What the task asks: In the passage on resilience below, rewrite the section from "compassionate, gentle nature" up to and including "me shows up.", replacing "discernment" with "awareness".

Provided text:
--------------------------------
So resilience isn't the goal. Equanimity is the goal. Resilience in terms of perseverance and keep going and being able to... Well, what if they keep going on the wrong thing? Okay, so what is resilience and how does it help us? Okay, so resilience without discernment can create stubbornness. Resilience with discernment and skill means being able to apply stick-to-itiveness, perseverance...

in the right ways. Okay. So you might have a son who wants to play hockey and the first game he goes to, he does poor job. Okay. Do you force your son to go back on the ice or do you help your son understand what's really at play? Well, I feel ashamed because I'm not as good as, well, maybe you can contribute to the team, even though you're not as good as Johnny.

Or maybe you just enjoy playing hockey. And so you're not going to play for the NHL. That's okay. You see the opportunity to really unpack that. And that creates what I think is the resilience that extends beyond the individual moment. The realization that things can go not as you planned and you're still okay. And that is equanimity. And so we develop...

that by shifting our focus, understanding what the benefit is and the cost. That's discernment. What's really motivating me? Why do I do this? I like that a lot. I want to take that to relationships and talk to me about how stubbornness manifests itself in a relationship where we end up sort of butting heads with somebody we love and we care about.

and we don't intend to, we're not consciously thinking about it. How do we get out of this loop where we're both being stubborn about something? I promise I won't ask you about your relationships. I think you're absolutely right that this shows up in there. And there's a couple of things that I would say about that. One, again, using the same tools of unpacking and understanding what's important to you. So for example, in my own life,

One of the trigger points for me that's very well known, and my partner Allie knows this very, very well, it's very important for me to be generous. And if I feel that my generosity is being taken advantage of, I go from being Spider-Man to being the Hulk. And that goes back to childhood where I felt that my...

compassionate, gentle nature was taken advantage of. Okay. So that is programming that lies deep with inside of me and I'm fully conscious of it and it will still run occasionally. So you asked, how does this discernment show up in, in good relational skills? One thing that I

my partner, Ali, and I practice that is very, very helpful. And this is a line that comes from Brene Brown. And it's simply the story that I'm telling myself.

So imagine a Hulk in me gets triggered with discernment, with the self-knowledge, with what I call radical self-inquiry. I know that that Hulk lives within me. And rather than naming that with shame, which I used to, oh, you're right. Oh, it's terrible. I've welcomed in that part of me and understand that that part of me shows up.

so that I don't feel taken advantage of, so that I feel safe. I now layer in a new line, which is, okay, the story I'm telling myself is that you're about to take advantage of me. The concomitant reaction, the supporting reaction from Allie will be, she'll look at me and she'll say, if you don't want to do this, you don't have to do this. I'm not manipulating you. I love you and I appreciate your generosity.

And all of a sudden, Hulk is just sniffing flowers and is happy and returns to Bruce Banner state. Now, I think we all have those old programmings. The key is taking a fix on those and really understanding where they're operating and being gentle with yourself when they show up so they don't have to have the power to overwhelm you. And then you give your partner a tool

When you say the story I'm telling myself, you're going to leave me. You're attracted to that other person. You're going to spend all our money. We're going to be homeless, right? Because usually the stories we tell ourselves are really pretty extreme. I really think that's a powerful tool. What's required to do that?
--------------------------------
Dataset rows:
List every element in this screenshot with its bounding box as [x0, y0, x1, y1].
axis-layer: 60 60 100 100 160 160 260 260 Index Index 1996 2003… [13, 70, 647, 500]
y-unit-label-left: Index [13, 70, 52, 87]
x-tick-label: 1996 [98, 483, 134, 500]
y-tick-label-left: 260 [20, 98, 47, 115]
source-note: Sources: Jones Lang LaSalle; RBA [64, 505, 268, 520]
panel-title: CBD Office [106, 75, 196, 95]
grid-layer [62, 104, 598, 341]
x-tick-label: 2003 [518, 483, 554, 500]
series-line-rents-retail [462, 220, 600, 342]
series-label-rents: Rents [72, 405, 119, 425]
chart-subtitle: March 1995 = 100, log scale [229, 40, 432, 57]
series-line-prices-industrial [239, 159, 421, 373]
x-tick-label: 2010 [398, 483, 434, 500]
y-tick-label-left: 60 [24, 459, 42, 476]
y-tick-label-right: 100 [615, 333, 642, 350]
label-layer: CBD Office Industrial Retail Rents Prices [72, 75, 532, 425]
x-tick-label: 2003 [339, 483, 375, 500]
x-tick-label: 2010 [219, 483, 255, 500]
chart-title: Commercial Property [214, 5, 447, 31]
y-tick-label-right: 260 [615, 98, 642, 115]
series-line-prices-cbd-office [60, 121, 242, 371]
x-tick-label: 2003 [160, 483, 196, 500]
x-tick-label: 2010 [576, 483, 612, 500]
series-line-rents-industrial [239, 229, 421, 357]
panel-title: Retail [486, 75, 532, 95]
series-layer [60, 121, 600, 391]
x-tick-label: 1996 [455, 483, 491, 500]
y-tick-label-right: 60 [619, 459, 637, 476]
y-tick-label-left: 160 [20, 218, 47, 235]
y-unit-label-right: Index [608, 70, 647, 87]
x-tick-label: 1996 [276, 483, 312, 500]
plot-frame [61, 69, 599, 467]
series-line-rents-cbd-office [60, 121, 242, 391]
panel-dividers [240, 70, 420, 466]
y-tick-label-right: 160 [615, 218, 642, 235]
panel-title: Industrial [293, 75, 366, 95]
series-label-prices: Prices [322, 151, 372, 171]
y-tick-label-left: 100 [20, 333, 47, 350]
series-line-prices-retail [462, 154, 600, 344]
--------------------------------
Problem solution:
compassionate, gentle nature was taken advantage of. Okay. So that is programming that lies deep with inside of me and I'm fully conscious of it and it will still run occasionally. So you asked, how does this awareness show up in, in good relational skills? One thing that I

my partner, Ali, and I practice that is very, very helpful. And this is a line that comes from Brene Brown. And it's simply the story that I'm telling myself.

So imagine a Hulk in me gets triggered with awareness, with the self-knowledge, with what I call radical self-inquiry. I know that that Hulk lives within me. And rather than naming that with shame, which I used to, oh, you're right. Oh, it's terrible. I've welcomed in that part of me and understand that that part of me shows up.